▸ Written task
Quote the listing in full, exactly as given, minus any pictures.

▸ Excerpted data
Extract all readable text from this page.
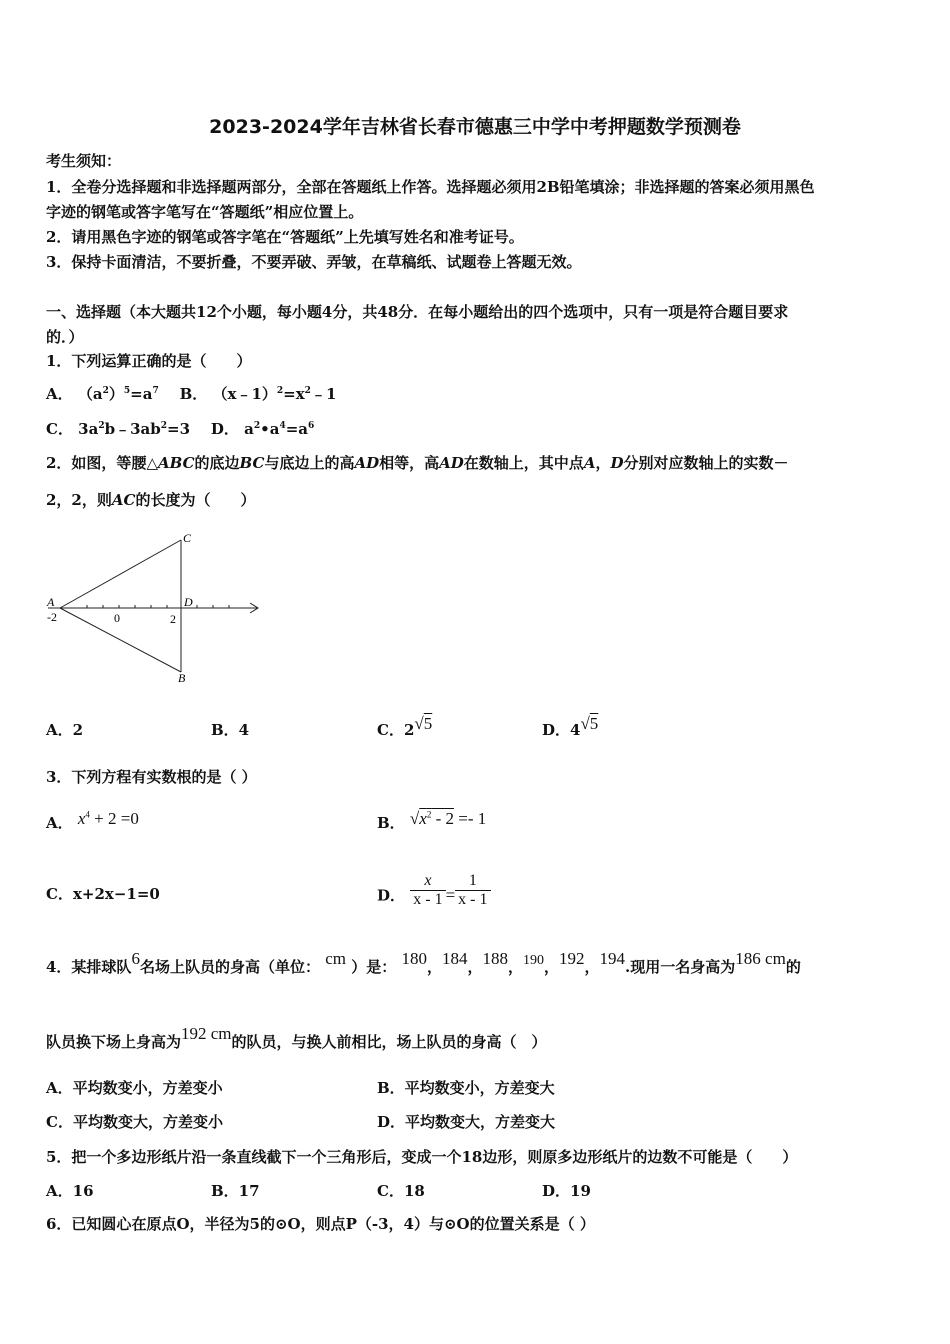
2023-2024学年吉林省长春市德惠三中学中考押题数学预测卷
考生须知：
1．全卷分选择题和非选择题两部分，全部在答题纸上作答。选择题必须用2B铅笔填涂；非选择题的答案必须用黑色
字迹的钢笔或答字笔写在“答题纸”相应位置上。
2．请用黑色字迹的钢笔或答字笔在“答题纸”上先填写姓名和准考证号。
3．保持卡面清洁，不要折叠，不要弄破、弄皱，在草稿纸、试题卷上答题无效。
一、选择题（本大题共12个小题，每小题4分，共48分．在每小题给出的四个选项中，只有一项是符合题目要求
的．）
1．下列运算正确的是（　　）
A． $(a^2)^5=a^7$ B． $(x﹣1)^2=x^2﹣1$
C． $3a^2b﹣3ab^2=3$    D． $a^2•a^4=a^6$
2．如图，等腰△ABC的底边BC与底边上的高AD相等，高AD在数轴上，其中点A，D分别对应数轴上的实数－
2，2，则AC的长度为（　　）
C
A	D
B
-2	0	2
A．2	B．4	C．2√5	D．4√5
3．下列方程有实数根的是（ ）
A． $x^4 + 2 =0$	B． $√x^2 - 2 =- 1$
C．x+2x−1=0	D． $\frac{x}{x - 1} = \frac{1}{x - 1}$
4．某排球队6名场上队员的身高（单位： cm ）是： 180，184，188，190，192，194.现用一名身高为186 cm的
队员换下场上身高为192 cm的队员，与换人前相比，场上队员的身高（　）
A．平均数变小，方差变小	B．平均数变小，方差变大
C．平均数变大，方差变小	D．平均数变大，方差变大
5．把一个多边形纸片沿一条直线截下一个三角形后，变成一个18边形，则原多边形纸片的边数不可能是（　　）
A．16	B．17	C．18	D．19
6．已知圆心在原点O，半径为5的⊙O，则点P（-3，4）与⊙O的位置关系是（ ）
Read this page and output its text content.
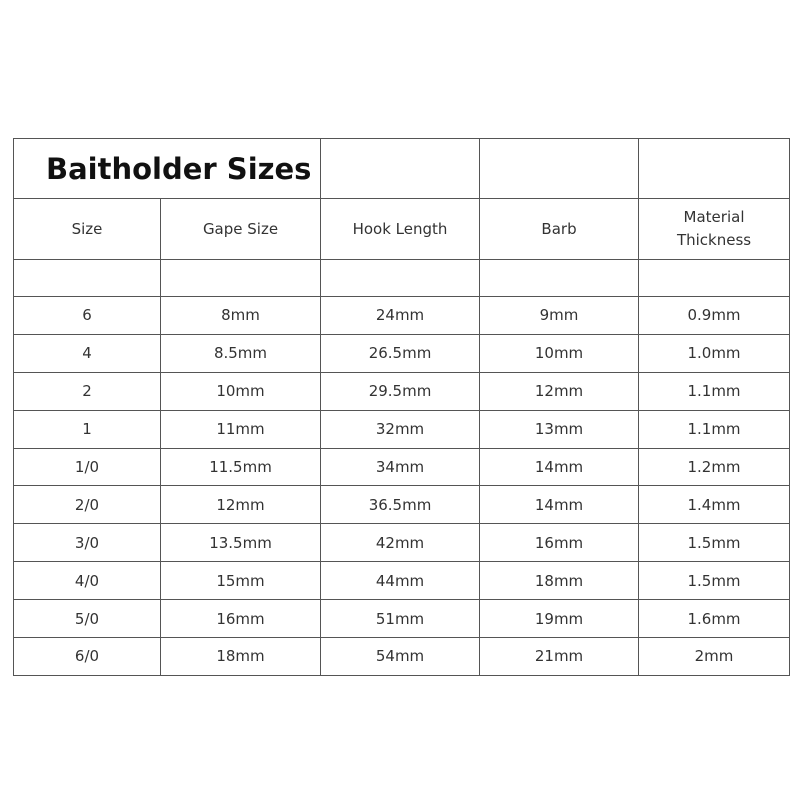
Baitholder Sizes				
Size	Gape Size	Hook Length	Barb	Material
Thickness

6	8mm	24mm	9mm	0.9mm
4	8.5mm	26.5mm	10mm	1.0mm
2	10mm	29.5mm	12mm	1.1mm
1	11mm	32mm	13mm	1.1mm
1/0	11.5mm	34mm	14mm	1.2mm
2/0	12mm	36.5mm	14mm	1.4mm
3/0	13.5mm	42mm	16mm	1.5mm
4/0	15mm	44mm	18mm	1.5mm
5/0	16mm	51mm	19mm	1.6mm
6/0	18mm	54mm	21mm	2mm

▸ Correct answer
Extract all readable text from this page.
2023-2024学年吉林省长春市德惠三中学中考押题数学预测卷
考生须知：
1．全卷分选择题和非选择题两部分，全部在答题纸上作答。选择题必须用2B铅笔填涂；非选择题的答案必须用黑色
字迹的钢笔或答字笔写在“答题纸”相应位置上。
2．请用黑色字迹的钢笔或答字笔在“答题纸”上先填写姓名和准考证号。
3．保持卡面清洁，不要折叠，不要弄破、弄皱，在草稿纸、试题卷上答题无效。
一、选择题（本大题共12个小题，每小题4分，共48分．在每小题给出的四个选项中，只有一项是符合题目要求
的．）
1．下列运算正确的是（　　）
A． $(a^2)^5=a^7$ B． $(x﹣1)^2=x^2﹣1$
C． $3a^2b﹣3ab^2=3$    D． $a^2•a^4=a^6$
2．如图，等腰△ABC的底边BC与底边上的高AD相等，高AD在数轴上，其中点A，D分别对应数轴上的实数－
2，2，则AC的长度为（　　）
C
A	D
B
-2	0	2
A．2	B．4	C．2√5	D．4√5
3．下列方程有实数根的是（ ）
A． $x^4 + 2 =0$	B． $√x^2 - 2 =- 1$
C．x+2x−1=0	D． $\frac{x}{x - 1} = \frac{1}{x - 1}$
4．某排球队6名场上队员的身高（单位： cm ）是： 180，184，188，190，192，194.现用一名身高为186 cm的
队员换下场上身高为192 cm的队员，与换人前相比，场上队员的身高（　）
A．平均数变小，方差变小	B．平均数变小，方差变大
C．平均数变大，方差变小	D．平均数变大，方差变大
5．把一个多边形纸片沿一条直线截下一个三角形后，变成一个18边形，则原多边形纸片的边数不可能是（　　）
A．16	B．17	C．18	D．19
6．已知圆心在原点O，半径为5的⊙O，则点P（-3，4）与⊙O的位置关系是（ ）
Read this page and output its text content.
Baitholder Sizes				
Size	Gape Size	Hook Length	Barb	Material
Thickness

6	8mm	24mm	9mm	0.9mm
4	8.5mm	26.5mm	10mm	1.0mm
2	10mm	29.5mm	12mm	1.1mm
1	11mm	32mm	13mm	1.1mm
1/0	11.5mm	34mm	14mm	1.2mm
2/0	12mm	36.5mm	14mm	1.4mm
3/0	13.5mm	42mm	16mm	1.5mm
4/0	15mm	44mm	18mm	1.5mm
5/0	16mm	51mm	19mm	1.6mm
6/0	18mm	54mm	21mm	2mm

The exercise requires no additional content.